(Recorded data)
______________________________

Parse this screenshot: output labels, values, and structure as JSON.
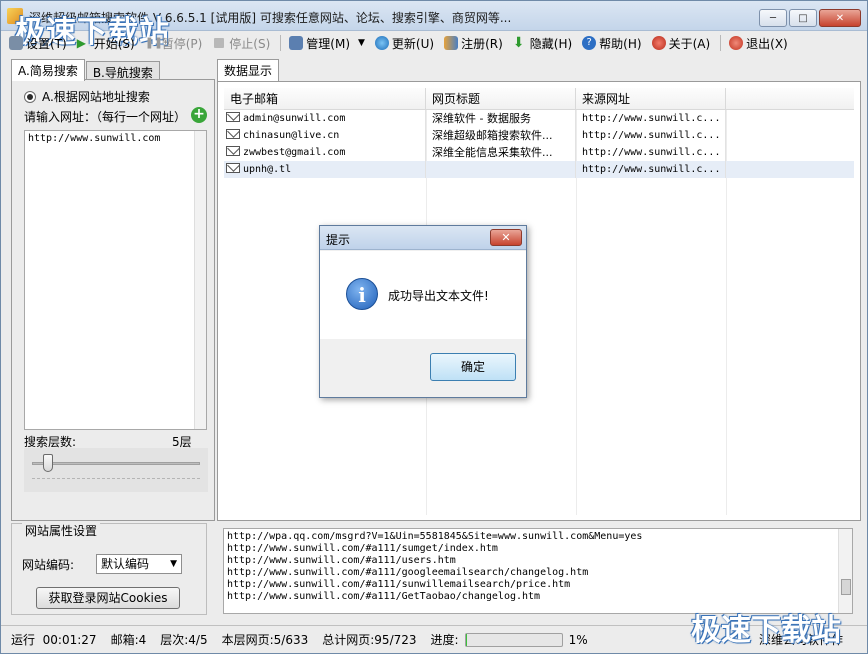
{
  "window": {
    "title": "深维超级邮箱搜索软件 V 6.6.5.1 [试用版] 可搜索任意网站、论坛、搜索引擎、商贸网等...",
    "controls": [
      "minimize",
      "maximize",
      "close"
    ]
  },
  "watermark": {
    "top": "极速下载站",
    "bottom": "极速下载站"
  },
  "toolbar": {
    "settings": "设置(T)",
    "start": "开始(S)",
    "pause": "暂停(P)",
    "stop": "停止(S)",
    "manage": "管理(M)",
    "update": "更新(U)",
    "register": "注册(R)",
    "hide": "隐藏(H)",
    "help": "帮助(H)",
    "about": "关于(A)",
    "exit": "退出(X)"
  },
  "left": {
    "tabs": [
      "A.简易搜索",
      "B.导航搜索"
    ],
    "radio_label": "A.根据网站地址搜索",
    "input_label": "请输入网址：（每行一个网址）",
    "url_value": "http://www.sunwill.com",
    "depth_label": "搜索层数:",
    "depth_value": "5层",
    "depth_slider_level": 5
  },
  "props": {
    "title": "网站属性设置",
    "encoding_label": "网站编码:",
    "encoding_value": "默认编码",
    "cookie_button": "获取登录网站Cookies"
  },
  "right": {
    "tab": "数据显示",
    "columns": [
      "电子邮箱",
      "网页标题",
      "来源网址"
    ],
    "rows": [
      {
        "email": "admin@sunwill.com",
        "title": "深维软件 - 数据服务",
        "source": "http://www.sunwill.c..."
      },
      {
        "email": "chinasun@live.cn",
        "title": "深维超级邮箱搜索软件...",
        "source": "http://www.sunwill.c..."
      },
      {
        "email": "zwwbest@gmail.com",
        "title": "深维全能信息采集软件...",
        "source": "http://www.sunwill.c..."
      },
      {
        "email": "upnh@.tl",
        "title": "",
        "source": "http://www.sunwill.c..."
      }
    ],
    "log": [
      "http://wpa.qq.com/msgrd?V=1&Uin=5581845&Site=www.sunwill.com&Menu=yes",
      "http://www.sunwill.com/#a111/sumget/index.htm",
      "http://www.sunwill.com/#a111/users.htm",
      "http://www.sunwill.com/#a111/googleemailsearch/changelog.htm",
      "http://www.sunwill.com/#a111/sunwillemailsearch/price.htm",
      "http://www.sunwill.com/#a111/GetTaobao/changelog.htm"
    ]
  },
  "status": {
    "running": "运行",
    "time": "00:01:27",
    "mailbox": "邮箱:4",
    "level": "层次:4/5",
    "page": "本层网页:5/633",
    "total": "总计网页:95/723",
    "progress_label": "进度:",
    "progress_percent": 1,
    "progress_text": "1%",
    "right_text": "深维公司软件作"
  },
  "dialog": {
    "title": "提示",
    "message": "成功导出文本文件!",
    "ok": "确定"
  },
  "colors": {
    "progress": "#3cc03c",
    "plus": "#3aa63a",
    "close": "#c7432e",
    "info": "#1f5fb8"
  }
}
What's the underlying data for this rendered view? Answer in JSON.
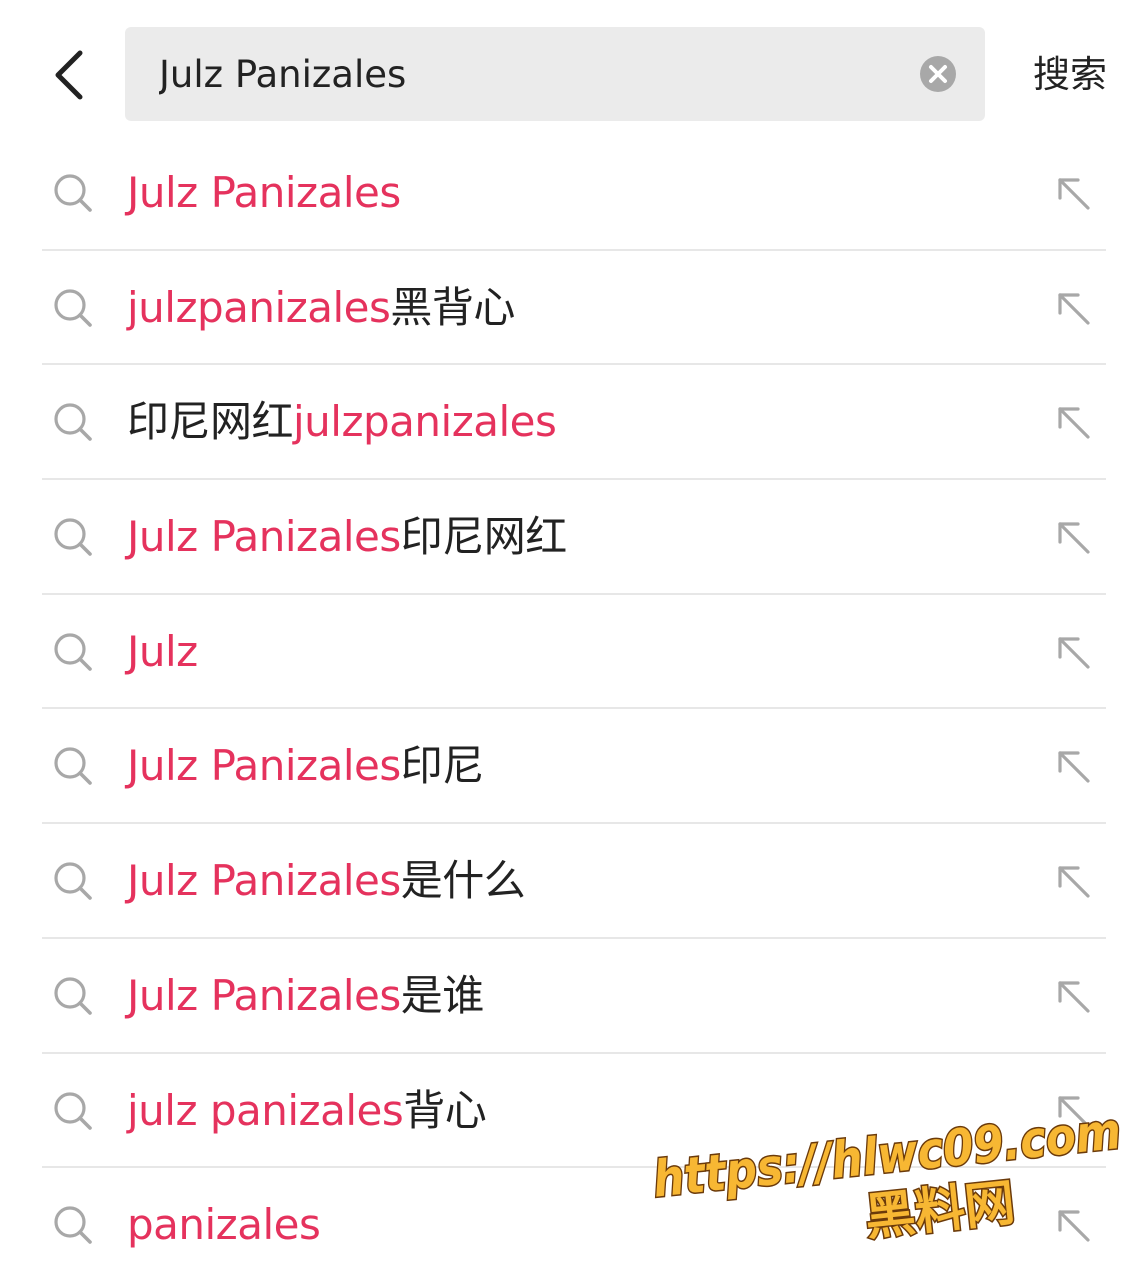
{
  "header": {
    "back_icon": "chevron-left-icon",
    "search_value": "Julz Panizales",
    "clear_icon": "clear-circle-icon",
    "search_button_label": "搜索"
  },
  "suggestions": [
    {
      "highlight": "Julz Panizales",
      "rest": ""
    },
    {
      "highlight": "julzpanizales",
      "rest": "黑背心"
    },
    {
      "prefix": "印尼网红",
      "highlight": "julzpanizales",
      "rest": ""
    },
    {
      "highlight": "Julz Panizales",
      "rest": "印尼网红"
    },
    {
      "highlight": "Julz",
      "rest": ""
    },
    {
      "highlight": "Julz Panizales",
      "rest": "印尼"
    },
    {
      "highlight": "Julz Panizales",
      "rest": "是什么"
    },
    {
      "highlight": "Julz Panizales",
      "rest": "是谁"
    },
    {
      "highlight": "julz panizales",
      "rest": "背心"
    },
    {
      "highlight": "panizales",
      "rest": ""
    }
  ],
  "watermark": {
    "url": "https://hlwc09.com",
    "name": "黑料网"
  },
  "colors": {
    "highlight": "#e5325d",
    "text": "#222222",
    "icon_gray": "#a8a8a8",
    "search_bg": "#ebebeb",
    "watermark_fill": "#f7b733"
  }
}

______________________________

> **Required work**
Select, from the listing, all lines that include the word "深维超级邮箱搜索软件".

> **Task output**
    "title": "深维超级邮箱搜索软件 V 6.6.5.1 [试用版] 可搜索任意网站、论坛、搜索引擎、商贸网等...",
        "title": "深维超级邮箱搜索软件...",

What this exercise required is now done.